== Instructions for the task ==
Restate the entries below verbatim.

-------- Material for this task --------

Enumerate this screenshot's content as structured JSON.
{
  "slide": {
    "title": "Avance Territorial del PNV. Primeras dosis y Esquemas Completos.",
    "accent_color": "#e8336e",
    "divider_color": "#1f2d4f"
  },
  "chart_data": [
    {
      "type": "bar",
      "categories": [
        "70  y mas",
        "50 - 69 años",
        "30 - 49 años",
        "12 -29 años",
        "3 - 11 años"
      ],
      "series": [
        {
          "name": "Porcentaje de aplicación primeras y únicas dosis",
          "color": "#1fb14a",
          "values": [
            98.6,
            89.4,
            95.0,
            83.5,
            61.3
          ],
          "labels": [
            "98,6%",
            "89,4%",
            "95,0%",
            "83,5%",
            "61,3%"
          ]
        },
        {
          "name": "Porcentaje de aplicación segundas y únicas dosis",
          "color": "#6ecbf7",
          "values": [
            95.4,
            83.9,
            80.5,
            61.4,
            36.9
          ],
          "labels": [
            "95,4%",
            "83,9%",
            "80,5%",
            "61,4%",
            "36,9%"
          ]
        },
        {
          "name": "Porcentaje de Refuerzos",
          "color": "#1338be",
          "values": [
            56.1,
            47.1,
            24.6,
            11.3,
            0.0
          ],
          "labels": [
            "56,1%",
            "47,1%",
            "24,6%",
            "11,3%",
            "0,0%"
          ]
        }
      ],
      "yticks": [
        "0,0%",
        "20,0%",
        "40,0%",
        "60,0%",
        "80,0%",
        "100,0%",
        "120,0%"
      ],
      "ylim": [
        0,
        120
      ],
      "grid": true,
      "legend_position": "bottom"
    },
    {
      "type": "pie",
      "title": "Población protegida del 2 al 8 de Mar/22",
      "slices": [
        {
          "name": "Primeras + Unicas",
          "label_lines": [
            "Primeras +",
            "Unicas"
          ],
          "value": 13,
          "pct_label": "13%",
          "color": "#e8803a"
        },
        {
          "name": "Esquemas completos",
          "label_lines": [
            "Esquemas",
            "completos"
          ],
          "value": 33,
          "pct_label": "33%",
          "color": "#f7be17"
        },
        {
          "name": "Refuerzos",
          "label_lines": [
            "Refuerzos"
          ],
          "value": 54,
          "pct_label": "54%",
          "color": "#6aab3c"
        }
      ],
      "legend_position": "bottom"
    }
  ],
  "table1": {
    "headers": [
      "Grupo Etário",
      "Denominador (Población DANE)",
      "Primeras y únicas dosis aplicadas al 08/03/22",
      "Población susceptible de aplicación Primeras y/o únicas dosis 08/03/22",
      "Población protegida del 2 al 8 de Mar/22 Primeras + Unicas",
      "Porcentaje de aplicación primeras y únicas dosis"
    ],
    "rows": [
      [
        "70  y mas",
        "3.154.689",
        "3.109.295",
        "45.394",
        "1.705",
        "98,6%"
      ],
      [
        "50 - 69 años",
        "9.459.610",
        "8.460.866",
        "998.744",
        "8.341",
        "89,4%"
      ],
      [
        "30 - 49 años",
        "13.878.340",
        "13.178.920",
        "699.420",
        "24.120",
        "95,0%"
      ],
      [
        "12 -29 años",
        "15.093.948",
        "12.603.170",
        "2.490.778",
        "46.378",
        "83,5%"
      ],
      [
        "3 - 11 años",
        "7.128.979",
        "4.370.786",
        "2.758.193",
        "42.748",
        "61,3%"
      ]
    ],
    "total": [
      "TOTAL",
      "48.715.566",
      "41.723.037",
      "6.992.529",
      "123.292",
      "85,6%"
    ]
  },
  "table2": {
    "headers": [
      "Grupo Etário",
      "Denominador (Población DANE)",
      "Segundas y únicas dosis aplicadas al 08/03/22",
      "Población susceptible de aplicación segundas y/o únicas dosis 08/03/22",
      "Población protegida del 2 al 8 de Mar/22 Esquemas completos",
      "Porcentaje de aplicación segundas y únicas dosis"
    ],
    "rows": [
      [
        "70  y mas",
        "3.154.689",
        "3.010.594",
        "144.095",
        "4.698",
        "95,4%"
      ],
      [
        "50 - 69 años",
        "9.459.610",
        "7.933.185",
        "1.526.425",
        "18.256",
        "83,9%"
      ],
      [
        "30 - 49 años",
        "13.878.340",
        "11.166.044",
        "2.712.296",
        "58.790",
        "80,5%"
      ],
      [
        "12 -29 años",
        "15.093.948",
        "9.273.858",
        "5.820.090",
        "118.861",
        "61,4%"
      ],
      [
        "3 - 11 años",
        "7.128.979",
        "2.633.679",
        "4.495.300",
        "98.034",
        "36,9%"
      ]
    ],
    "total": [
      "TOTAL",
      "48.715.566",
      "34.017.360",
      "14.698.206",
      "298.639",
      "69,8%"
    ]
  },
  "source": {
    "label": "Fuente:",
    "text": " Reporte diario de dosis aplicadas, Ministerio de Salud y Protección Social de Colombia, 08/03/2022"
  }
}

--------

== Solved problem ==
Enumerate this screenshot's content as structured JSON.
{
  "slide": {
    "title": "Avance Territorial del PNV. Primeras dosis y Esquemas Completos.",
    "accent_color": "#e8336e",
    "divider_color": "#1f2d4f"
  },
  "chart_data": [
    {
      "type": "bar",
      "categories": [
        "70  y mas",
        "50 - 69 años",
        "30 - 49 años",
        "12 -29 años",
        "3 - 11 años"
      ],
      "series": [
        {
          "name": "Porcentaje de aplicación primeras y únicas dosis",
          "color": "#1fb14a",
          "values": [
            98.6,
            89.4,
            95.0,
            83.5,
            61.3
          ],
          "labels": [
            "98,6%",
            "89,4%",
            "95,0%",
            "83,5%",
            "61,3%"
          ]
        },
        {
          "name": "Porcentaje de aplicación segundas y únicas dosis",
          "color": "#6ecbf7",
          "values": [
            95.4,
            83.9,
            80.5,
            61.4,
            36.9
          ],
          "labels": [
            "95,4%",
            "83,9%",
            "80,5%",
            "61,4%",
            "36,9%"
          ]
        },
        {
          "name": "Porcentaje de Refuerzos",
          "color": "#1338be",
          "values": [
            56.1,
            47.1,
            24.6,
            11.3,
            0.0
          ],
          "labels": [
            "56,1%",
            "47,1%",
            "24,6%",
            "11,3%",
            "0,0%"
          ]
        }
      ],
      "yticks": [
        "0,0%",
        "20,0%",
        "40,0%",
        "60,0%",
        "80,0%",
        "100,0%",
        "120,0%"
      ],
      "ylim": [
        0,
        120
      ],
      "grid": true,
      "legend_position": "bottom"
    },
    {
      "type": "pie",
      "title": "Población protegida del 2 al 8 de Mar/22",
      "slices": [
        {
          "name": "Primeras + Unicas",
          "label_lines": [
            "Primeras +",
            "Unicas"
          ],
          "value": 13,
          "pct_label": "13%",
          "color": "#e8803a"
        },
        {
          "name": "Esquemas completos",
          "label_lines": [
            "Esquemas",
            "completos"
          ],
          "value": 33,
          "pct_label": "33%",
          "color": "#f7be17"
        },
        {
          "name": "Refuerzos",
          "label_lines": [
            "Refuerzos"
          ],
          "value": 54,
          "pct_label": "54%",
          "color": "#6aab3c"
        }
      ],
      "legend_position": "bottom"
    }
  ],
  "table1": {
    "headers": [
      "Grupo Etário",
      "Denominador (Población DANE)",
      "Primeras y únicas dosis aplicadas al 08/03/22",
      "Población susceptible de aplicación Primeras y/o únicas dosis 08/03/22",
      "Población protegida del 2 al 8 de Mar/22 Primeras + Unicas",
      "Porcentaje de aplicación primeras y únicas dosis"
    ],
    "rows": [
      [
        "70  y mas",
        "3.154.689",
        "3.109.295",
        "45.394",
        "1.705",
        "98,6%"
      ],
      [
        "50 - 69 años",
        "9.459.610",
        "8.460.866",
        "998.744",
        "8.341",
        "89,4%"
      ],
      [
        "30 - 49 años",
        "13.878.340",
        "13.178.920",
        "699.420",
        "24.120",
        "95,0%"
      ],
      [
        "12 -29 años",
        "15.093.948",
        "12.603.170",
        "2.490.778",
        "46.378",
        "83,5%"
      ],
      [
        "3 - 11 años",
        "7.128.979",
        "4.370.786",
        "2.758.193",
        "42.748",
        "61,3%"
      ]
    ],
    "total": [
      "TOTAL",
      "48.715.566",
      "41.723.037",
      "6.992.529",
      "123.292",
      "85,6%"
    ]
  },
  "table2": {
    "headers": [
      "Grupo Etário",
      "Denominador (Población DANE)",
      "Segundas y únicas dosis aplicadas al 08/03/22",
      "Población susceptible de aplicación segundas y/o únicas dosis 08/03/22",
      "Población protegida del 2 al 8 de Mar/22 Esquemas completos",
      "Porcentaje de aplicación segundas y únicas dosis"
    ],
    "rows": [
      [
        "70  y mas",
        "3.154.689",
        "3.010.594",
        "144.095",
        "4.698",
        "95,4%"
      ],
      [
        "50 - 69 años",
        "9.459.610",
        "7.933.185",
        "1.526.425",
        "18.256",
        "83,9%"
      ],
      [
        "30 - 49 años",
        "13.878.340",
        "11.166.044",
        "2.712.296",
        "58.790",
        "80,5%"
      ],
      [
        "12 -29 años",
        "15.093.948",
        "9.273.858",
        "5.820.090",
        "118.861",
        "61,4%"
      ],
      [
        "3 - 11 años",
        "7.128.979",
        "2.633.679",
        "4.495.300",
        "98.034",
        "36,9%"
      ]
    ],
    "total": [
      "TOTAL",
      "48.715.566",
      "34.017.360",
      "14.698.206",
      "298.639",
      "69,8%"
    ]
  },
  "source": {
    "label": "Fuente:",
    "text": " Reporte diario de dosis aplicadas, Ministerio de Salud y Protección Social de Colombia, 08/03/2022"
  }
}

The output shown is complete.